### Your objective
The records below are to be quoted in full; please keep every word exact.

### Input rows
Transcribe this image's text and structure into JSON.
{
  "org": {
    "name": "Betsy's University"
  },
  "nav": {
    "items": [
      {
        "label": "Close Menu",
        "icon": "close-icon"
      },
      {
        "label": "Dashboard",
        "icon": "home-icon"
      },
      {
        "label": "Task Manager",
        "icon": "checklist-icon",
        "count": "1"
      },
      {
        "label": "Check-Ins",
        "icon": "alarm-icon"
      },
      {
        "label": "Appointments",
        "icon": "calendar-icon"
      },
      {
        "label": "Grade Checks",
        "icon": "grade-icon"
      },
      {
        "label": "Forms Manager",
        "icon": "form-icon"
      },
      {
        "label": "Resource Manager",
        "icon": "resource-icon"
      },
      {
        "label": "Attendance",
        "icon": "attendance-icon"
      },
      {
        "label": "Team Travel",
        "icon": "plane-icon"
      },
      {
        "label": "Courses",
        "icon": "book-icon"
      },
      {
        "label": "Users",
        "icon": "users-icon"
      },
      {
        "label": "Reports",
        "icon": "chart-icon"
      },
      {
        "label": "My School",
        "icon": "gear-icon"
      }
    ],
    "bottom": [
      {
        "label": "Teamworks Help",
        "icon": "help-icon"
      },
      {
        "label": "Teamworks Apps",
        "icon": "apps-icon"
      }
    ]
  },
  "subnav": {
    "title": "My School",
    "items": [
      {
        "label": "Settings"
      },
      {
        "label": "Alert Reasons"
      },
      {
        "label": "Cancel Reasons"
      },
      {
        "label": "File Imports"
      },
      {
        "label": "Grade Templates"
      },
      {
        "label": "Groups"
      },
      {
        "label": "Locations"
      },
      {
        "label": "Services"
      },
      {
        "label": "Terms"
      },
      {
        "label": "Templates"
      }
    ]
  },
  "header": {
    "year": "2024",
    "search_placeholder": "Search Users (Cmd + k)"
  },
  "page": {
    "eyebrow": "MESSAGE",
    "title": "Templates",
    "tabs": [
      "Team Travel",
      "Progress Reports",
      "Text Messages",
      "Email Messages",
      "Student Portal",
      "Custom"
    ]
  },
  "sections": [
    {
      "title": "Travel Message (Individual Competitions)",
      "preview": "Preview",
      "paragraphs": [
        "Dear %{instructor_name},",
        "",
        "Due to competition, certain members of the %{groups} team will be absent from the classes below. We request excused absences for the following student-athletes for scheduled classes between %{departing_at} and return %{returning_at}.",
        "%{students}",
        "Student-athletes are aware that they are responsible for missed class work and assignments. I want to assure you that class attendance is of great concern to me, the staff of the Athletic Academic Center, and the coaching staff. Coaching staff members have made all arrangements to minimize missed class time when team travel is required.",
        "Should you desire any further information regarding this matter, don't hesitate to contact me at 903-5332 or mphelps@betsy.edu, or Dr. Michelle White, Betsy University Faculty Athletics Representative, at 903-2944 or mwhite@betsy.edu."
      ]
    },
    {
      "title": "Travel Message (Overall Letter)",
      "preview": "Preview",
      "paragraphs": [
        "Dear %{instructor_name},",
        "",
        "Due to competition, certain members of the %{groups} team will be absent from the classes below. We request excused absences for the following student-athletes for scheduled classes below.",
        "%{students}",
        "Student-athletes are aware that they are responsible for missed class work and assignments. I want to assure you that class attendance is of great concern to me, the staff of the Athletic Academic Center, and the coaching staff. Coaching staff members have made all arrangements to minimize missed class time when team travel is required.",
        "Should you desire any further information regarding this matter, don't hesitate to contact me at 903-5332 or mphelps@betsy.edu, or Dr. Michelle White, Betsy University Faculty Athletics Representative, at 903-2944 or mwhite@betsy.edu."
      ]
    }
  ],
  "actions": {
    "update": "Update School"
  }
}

### Correct output
Transcribe this image's text and structure into JSON.
{
  "org": {
    "name": "Betsy's University"
  },
  "nav": {
    "items": [
      {
        "label": "Close Menu",
        "icon": "close-icon"
      },
      {
        "label": "Dashboard",
        "icon": "home-icon"
      },
      {
        "label": "Task Manager",
        "icon": "checklist-icon",
        "count": "1"
      },
      {
        "label": "Check-Ins",
        "icon": "alarm-icon"
      },
      {
        "label": "Appointments",
        "icon": "calendar-icon"
      },
      {
        "label": "Grade Checks",
        "icon": "grade-icon"
      },
      {
        "label": "Forms Manager",
        "icon": "form-icon"
      },
      {
        "label": "Resource Manager",
        "icon": "resource-icon"
      },
      {
        "label": "Attendance",
        "icon": "attendance-icon"
      },
      {
        "label": "Team Travel",
        "icon": "plane-icon"
      },
      {
        "label": "Courses",
        "icon": "book-icon"
      },
      {
        "label": "Users",
        "icon": "users-icon"
      },
      {
        "label": "Reports",
        "icon": "chart-icon"
      },
      {
        "label": "My School",
        "icon": "gear-icon"
      }
    ],
    "bottom": [
      {
        "label": "Teamworks Help",
        "icon": "help-icon"
      },
      {
        "label": "Teamworks Apps",
        "icon": "apps-icon"
      }
    ]
  },
  "subnav": {
    "title": "My School",
    "items": [
      {
        "label": "Settings"
      },
      {
        "label": "Alert Reasons"
      },
      {
        "label": "Cancel Reasons"
      },
      {
        "label": "File Imports"
      },
      {
        "label": "Grade Templates"
      },
      {
        "label": "Groups"
      },
      {
        "label": "Locations"
      },
      {
        "label": "Services"
      },
      {
        "label": "Terms"
      },
      {
        "label": "Templates"
      }
    ]
  },
  "header": {
    "year": "2024",
    "search_placeholder": "Search Users (Cmd + k)"
  },
  "page": {
    "eyebrow": "MESSAGE",
    "title": "Templates",
    "tabs": [
      "Team Travel",
      "Progress Reports",
      "Text Messages",
      "Email Messages",
      "Student Portal",
      "Custom"
    ]
  },
  "sections": [
    {
      "title": "Travel Message (Individual Competitions)",
      "preview": "Preview",
      "paragraphs": [
        "Dear %{instructor_name},",
        "",
        "Due to competition, certain members of the %{groups} team will be absent from the classes below. We request excused absences for the following student-athletes for scheduled classes between %{departing_at} and return %{returning_at}.",
        "%{students}",
        "Student-athletes are aware that they are responsible for missed class work and assignments. I want to assure you that class attendance is of great concern to me, the staff of the Athletic Academic Center, and the coaching staff. Coaching staff members have made all arrangements to minimize missed class time when team travel is required.",
        "Should you desire any further information regarding this matter, don't hesitate to contact me at 903-5332 or mphelps@betsy.edu, or Dr. Michelle White, Betsy University Faculty Athletics Representative, at 903-2944 or mwhite@betsy.edu."
      ]
    },
    {
      "title": "Travel Message (Overall Letter)",
      "preview": "Preview",
      "paragraphs": [
        "Dear %{instructor_name},",
        "",
        "Due to competition, certain members of the %{groups} team will be absent from the classes below. We request excused absences for the following student-athletes for scheduled classes below.",
        "%{students}",
        "Student-athletes are aware that they are responsible for missed class work and assignments. I want to assure you that class attendance is of great concern to me, the staff of the Athletic Academic Center, and the coaching staff. Coaching staff members have made all arrangements to minimize missed class time when team travel is required.",
        "Should you desire any further information regarding this matter, don't hesitate to contact me at 903-5332 or mphelps@betsy.edu, or Dr. Michelle White, Betsy University Faculty Athletics Representative, at 903-2944 or mwhite@betsy.edu."
      ]
    }
  ],
  "actions": {
    "update": "Update School"
  }
}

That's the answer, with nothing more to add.